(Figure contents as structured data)
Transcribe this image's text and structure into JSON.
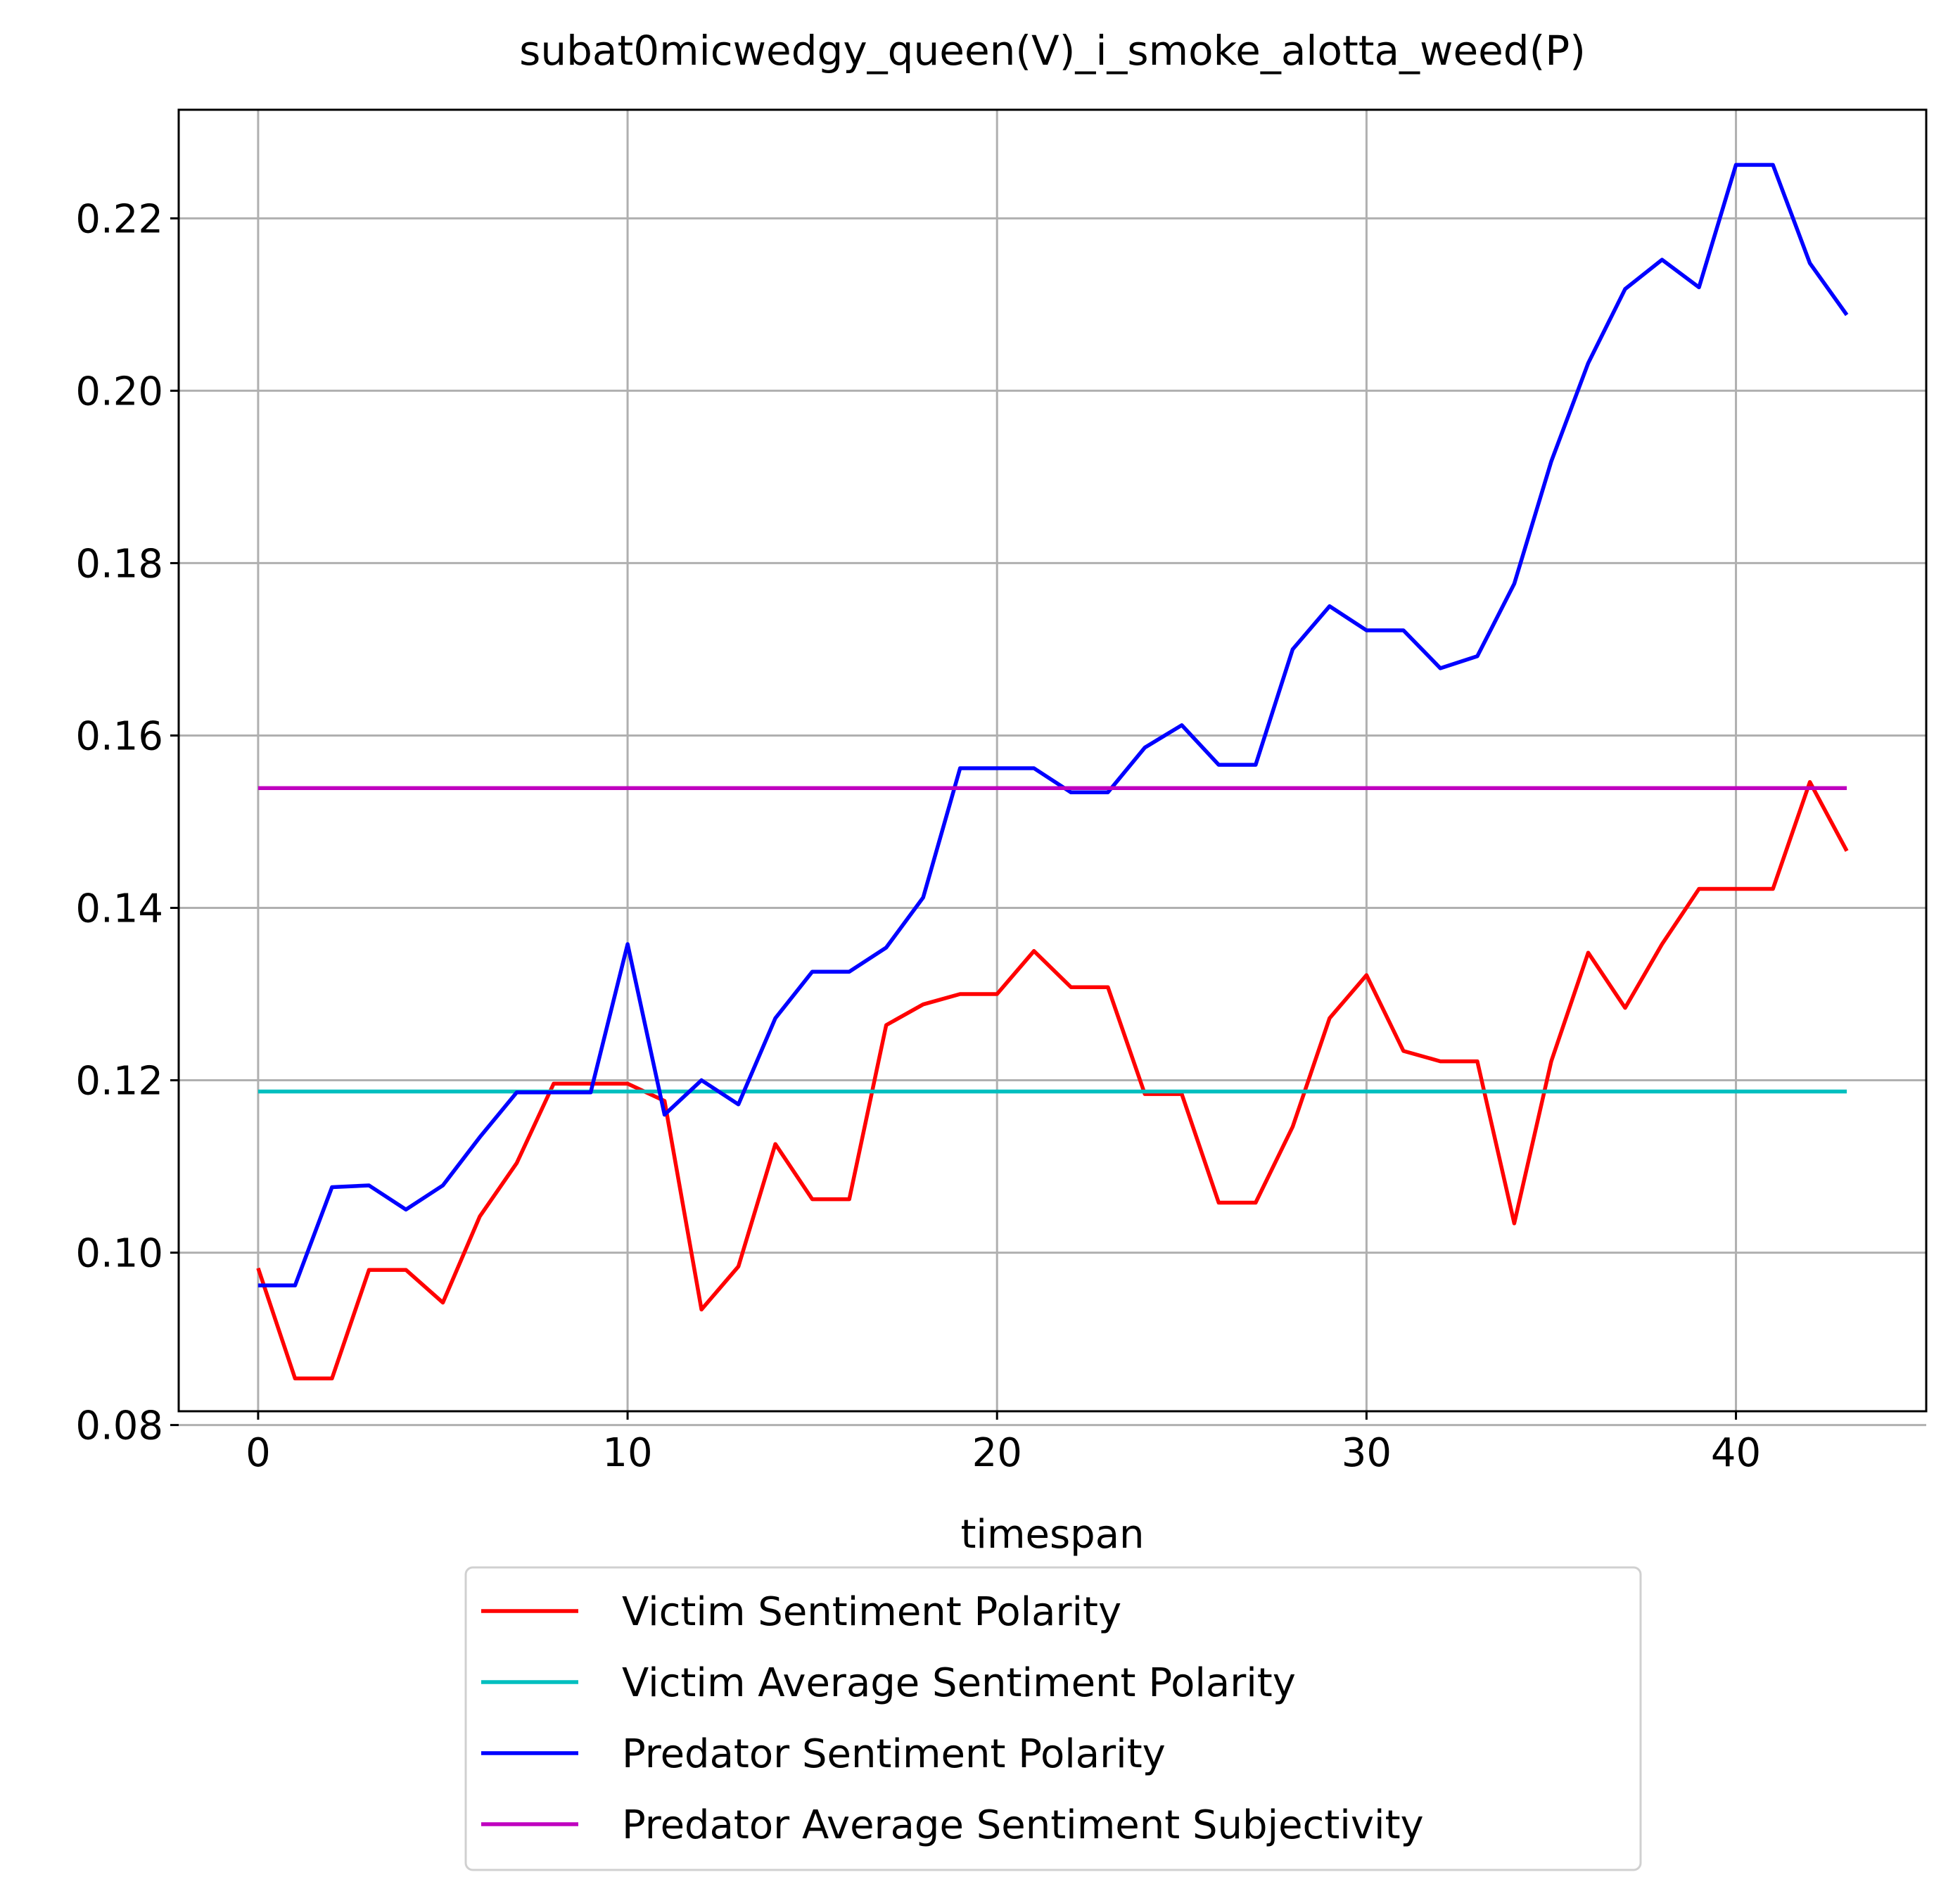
{
  "chart_data": {
    "type": "line",
    "title": "subat0micwedgy_queen(V)_i_smoke_alotta_weed(P)",
    "xlabel": "timespan",
    "ylabel": "",
    "xlim": [
      -2.15,
      45.15
    ],
    "ylim": [
      0.0816,
      0.2326
    ],
    "x_ticks": [
      0,
      10,
      20,
      30,
      40
    ],
    "x_tick_labels": [
      "0",
      "10",
      "20",
      "30",
      "40"
    ],
    "y_ticks": [
      0.08,
      0.1,
      0.12,
      0.14,
      0.16,
      0.18,
      0.2,
      0.22
    ],
    "y_tick_labels": [
      "0.08",
      "0.10",
      "0.12",
      "0.14",
      "0.16",
      "0.18",
      "0.20",
      "0.22"
    ],
    "grid": true,
    "legend_position": "below-center",
    "series": [
      {
        "name": "Victim Sentiment Polarity",
        "color": "#ff0000",
        "x": [
          0,
          1,
          2,
          3,
          4,
          5,
          6,
          7,
          8,
          9,
          10,
          11,
          12,
          13,
          14,
          15,
          16,
          17,
          18,
          19,
          20,
          21,
          22,
          23,
          24,
          25,
          26,
          27,
          28,
          29,
          30,
          31,
          32,
          33,
          34,
          35,
          36,
          37,
          38,
          39,
          40,
          41,
          42,
          43
        ],
        "y": [
          0.0982,
          0.0854,
          0.0854,
          0.098,
          0.098,
          0.0942,
          0.1042,
          0.1104,
          0.1196,
          0.1196,
          0.1196,
          0.1176,
          0.0934,
          0.0984,
          0.1126,
          0.1062,
          0.1062,
          0.1264,
          0.1288,
          0.13,
          0.13,
          0.135,
          0.1308,
          0.1308,
          0.1184,
          0.1184,
          0.1058,
          0.1058,
          0.1146,
          0.1272,
          0.1322,
          0.1234,
          0.1222,
          0.1222,
          0.1034,
          0.1222,
          0.1348,
          0.1284,
          0.1358,
          0.1422,
          0.1422,
          0.1422,
          0.1546,
          0.1466
        ]
      },
      {
        "name": "Victim Average Sentiment Polarity",
        "color": "#00bfbf",
        "x": [
          0,
          43
        ],
        "y": [
          0.1187,
          0.1187
        ]
      },
      {
        "name": "Predator Sentiment Polarity",
        "color": "#0000ff",
        "x": [
          0,
          1,
          2,
          3,
          4,
          5,
          6,
          7,
          8,
          9,
          10,
          11,
          12,
          13,
          14,
          15,
          16,
          17,
          18,
          19,
          20,
          21,
          22,
          23,
          24,
          25,
          26,
          27,
          28,
          29,
          30,
          31,
          32,
          33,
          34,
          35,
          36,
          37,
          38,
          39,
          40,
          41,
          42,
          43
        ],
        "y": [
          0.0962,
          0.0962,
          0.1076,
          0.1078,
          0.105,
          0.1078,
          0.1134,
          0.1186,
          0.1186,
          0.1186,
          0.1358,
          0.116,
          0.12,
          0.1172,
          0.1272,
          0.1326,
          0.1326,
          0.1354,
          0.1412,
          0.1562,
          0.1562,
          0.1562,
          0.1534,
          0.1534,
          0.1586,
          0.1612,
          0.1566,
          0.1566,
          0.17,
          0.175,
          0.1722,
          0.1722,
          0.1678,
          0.1692,
          0.1776,
          0.1918,
          0.2032,
          0.2118,
          0.2152,
          0.212,
          0.2262,
          0.2262,
          0.2148,
          0.2088
        ]
      },
      {
        "name": "Predator Average Sentiment Subjectivity",
        "color": "#bf00bf",
        "x": [
          0,
          43
        ],
        "y": [
          0.1539,
          0.1539
        ]
      }
    ]
  }
}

PROBLEM DESCRIPTION: Using the records above, select and copy every line that has the word "name".

RESULT FOR THIS EXERCISE:
        "name": "Victim Sentiment Polarity",
        "name": "Victim Average Sentiment Polarity",
        "name": "Predator Sentiment Polarity",
        "name": "Predator Average Sentiment Subjectivity",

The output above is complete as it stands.